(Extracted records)
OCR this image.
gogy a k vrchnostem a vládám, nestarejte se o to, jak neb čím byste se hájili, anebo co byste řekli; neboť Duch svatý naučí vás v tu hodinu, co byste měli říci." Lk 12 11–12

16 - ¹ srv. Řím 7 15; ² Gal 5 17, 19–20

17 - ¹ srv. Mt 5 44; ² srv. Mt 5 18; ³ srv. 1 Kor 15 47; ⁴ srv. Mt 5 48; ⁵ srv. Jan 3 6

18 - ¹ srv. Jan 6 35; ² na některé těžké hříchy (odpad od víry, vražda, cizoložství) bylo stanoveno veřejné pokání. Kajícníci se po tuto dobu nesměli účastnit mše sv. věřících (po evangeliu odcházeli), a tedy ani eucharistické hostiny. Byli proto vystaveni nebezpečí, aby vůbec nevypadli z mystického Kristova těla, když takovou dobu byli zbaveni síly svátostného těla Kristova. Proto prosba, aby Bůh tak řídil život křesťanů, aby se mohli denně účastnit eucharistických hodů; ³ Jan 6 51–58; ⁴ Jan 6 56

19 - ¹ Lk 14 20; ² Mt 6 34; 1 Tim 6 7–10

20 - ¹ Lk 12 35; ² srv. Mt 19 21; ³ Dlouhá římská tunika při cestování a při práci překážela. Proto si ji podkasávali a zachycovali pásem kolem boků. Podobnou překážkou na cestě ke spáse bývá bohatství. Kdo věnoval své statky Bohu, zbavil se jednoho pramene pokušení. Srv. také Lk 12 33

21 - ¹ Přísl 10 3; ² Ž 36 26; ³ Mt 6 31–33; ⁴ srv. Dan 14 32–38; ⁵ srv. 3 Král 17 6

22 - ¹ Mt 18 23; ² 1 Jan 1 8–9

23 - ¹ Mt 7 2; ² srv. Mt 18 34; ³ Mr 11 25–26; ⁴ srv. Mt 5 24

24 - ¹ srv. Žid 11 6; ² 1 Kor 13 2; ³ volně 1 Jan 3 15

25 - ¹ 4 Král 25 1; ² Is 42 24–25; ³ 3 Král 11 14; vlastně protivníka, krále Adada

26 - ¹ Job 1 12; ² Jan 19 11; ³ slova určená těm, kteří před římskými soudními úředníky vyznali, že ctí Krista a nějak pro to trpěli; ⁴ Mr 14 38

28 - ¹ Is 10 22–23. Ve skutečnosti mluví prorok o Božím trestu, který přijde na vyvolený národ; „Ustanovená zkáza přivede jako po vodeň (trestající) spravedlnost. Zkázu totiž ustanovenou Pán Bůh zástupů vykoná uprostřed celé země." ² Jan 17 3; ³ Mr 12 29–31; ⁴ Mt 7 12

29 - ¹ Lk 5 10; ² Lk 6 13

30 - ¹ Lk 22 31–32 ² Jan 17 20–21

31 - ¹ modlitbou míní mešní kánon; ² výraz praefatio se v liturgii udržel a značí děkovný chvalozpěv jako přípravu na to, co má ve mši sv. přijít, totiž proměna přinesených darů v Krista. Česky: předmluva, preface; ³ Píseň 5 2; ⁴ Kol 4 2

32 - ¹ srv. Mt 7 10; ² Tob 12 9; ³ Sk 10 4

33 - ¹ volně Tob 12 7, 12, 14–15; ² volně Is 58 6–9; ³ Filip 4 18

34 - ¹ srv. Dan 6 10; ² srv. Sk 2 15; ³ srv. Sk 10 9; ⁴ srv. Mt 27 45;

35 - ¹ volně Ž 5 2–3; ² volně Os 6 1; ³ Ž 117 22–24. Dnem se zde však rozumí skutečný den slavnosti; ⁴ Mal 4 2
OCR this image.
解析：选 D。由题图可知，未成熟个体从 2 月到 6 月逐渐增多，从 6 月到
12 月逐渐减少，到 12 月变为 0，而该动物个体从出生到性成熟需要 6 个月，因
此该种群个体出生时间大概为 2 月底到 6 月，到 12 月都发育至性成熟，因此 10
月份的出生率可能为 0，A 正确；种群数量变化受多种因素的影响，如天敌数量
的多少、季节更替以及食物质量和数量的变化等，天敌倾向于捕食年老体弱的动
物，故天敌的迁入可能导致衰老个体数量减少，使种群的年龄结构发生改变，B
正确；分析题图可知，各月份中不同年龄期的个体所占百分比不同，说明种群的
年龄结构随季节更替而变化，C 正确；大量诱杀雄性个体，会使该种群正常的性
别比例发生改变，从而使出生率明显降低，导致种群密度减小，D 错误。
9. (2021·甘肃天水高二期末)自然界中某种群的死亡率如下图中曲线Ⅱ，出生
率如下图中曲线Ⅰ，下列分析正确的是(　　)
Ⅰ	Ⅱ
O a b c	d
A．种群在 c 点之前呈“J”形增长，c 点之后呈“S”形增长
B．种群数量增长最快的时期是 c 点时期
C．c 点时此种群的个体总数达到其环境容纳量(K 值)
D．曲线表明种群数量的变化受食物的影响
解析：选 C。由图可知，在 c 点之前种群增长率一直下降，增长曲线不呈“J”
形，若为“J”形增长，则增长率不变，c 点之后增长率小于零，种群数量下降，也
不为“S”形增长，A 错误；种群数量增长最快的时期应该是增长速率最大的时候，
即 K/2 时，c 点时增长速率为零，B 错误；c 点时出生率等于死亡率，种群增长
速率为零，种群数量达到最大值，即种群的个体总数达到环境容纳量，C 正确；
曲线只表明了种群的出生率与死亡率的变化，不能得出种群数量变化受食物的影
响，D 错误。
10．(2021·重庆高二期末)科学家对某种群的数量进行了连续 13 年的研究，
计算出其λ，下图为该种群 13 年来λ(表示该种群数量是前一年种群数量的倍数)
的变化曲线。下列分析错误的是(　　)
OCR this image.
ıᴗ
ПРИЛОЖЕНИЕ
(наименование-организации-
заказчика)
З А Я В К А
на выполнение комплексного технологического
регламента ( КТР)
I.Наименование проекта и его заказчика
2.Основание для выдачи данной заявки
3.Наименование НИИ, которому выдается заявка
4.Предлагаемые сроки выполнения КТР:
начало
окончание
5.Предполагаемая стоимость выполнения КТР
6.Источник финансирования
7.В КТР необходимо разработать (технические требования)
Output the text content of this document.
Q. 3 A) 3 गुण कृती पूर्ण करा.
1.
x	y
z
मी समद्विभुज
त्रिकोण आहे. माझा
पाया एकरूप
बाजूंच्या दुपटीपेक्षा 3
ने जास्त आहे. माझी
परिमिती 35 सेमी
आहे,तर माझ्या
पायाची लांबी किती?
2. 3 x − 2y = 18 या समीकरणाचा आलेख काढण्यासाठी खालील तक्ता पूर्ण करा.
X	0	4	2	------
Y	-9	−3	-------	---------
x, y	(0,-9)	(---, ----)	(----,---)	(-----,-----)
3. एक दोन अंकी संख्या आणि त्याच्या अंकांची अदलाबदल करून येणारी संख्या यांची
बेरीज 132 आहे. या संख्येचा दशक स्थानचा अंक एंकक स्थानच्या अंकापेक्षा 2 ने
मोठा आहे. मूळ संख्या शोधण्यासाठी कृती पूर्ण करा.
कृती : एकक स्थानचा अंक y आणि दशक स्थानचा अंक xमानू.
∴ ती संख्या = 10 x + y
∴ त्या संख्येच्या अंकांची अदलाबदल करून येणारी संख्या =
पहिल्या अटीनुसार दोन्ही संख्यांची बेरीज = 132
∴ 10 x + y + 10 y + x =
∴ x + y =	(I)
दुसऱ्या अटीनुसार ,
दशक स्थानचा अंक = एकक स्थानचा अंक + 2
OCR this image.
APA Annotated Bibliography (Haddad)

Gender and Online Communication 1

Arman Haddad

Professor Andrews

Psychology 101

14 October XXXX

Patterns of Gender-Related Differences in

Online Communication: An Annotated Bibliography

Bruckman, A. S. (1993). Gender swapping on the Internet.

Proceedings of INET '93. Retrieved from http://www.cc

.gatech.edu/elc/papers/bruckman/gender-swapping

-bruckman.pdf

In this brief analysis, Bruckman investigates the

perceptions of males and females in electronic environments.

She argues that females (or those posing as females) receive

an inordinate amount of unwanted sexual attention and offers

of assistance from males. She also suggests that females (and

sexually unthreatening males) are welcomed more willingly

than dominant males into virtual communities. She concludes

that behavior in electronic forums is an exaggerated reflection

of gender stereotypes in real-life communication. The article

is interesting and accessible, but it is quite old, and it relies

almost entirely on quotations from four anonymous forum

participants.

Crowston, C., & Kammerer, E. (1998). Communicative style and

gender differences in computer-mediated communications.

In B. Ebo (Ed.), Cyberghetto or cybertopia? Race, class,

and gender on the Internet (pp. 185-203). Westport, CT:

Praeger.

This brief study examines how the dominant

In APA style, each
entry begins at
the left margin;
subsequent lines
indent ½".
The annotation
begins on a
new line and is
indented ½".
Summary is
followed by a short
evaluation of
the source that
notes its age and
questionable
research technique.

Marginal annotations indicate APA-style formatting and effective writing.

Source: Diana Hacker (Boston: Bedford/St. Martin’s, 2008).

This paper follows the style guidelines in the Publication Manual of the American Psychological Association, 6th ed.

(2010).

**Task to carry out:** Gather each line that holds "выполнения".

**Solution to the exercise:**
4.Предлагаемые сроки выполнения КТР:
5.Предполагаемая стоимость выполнения КТР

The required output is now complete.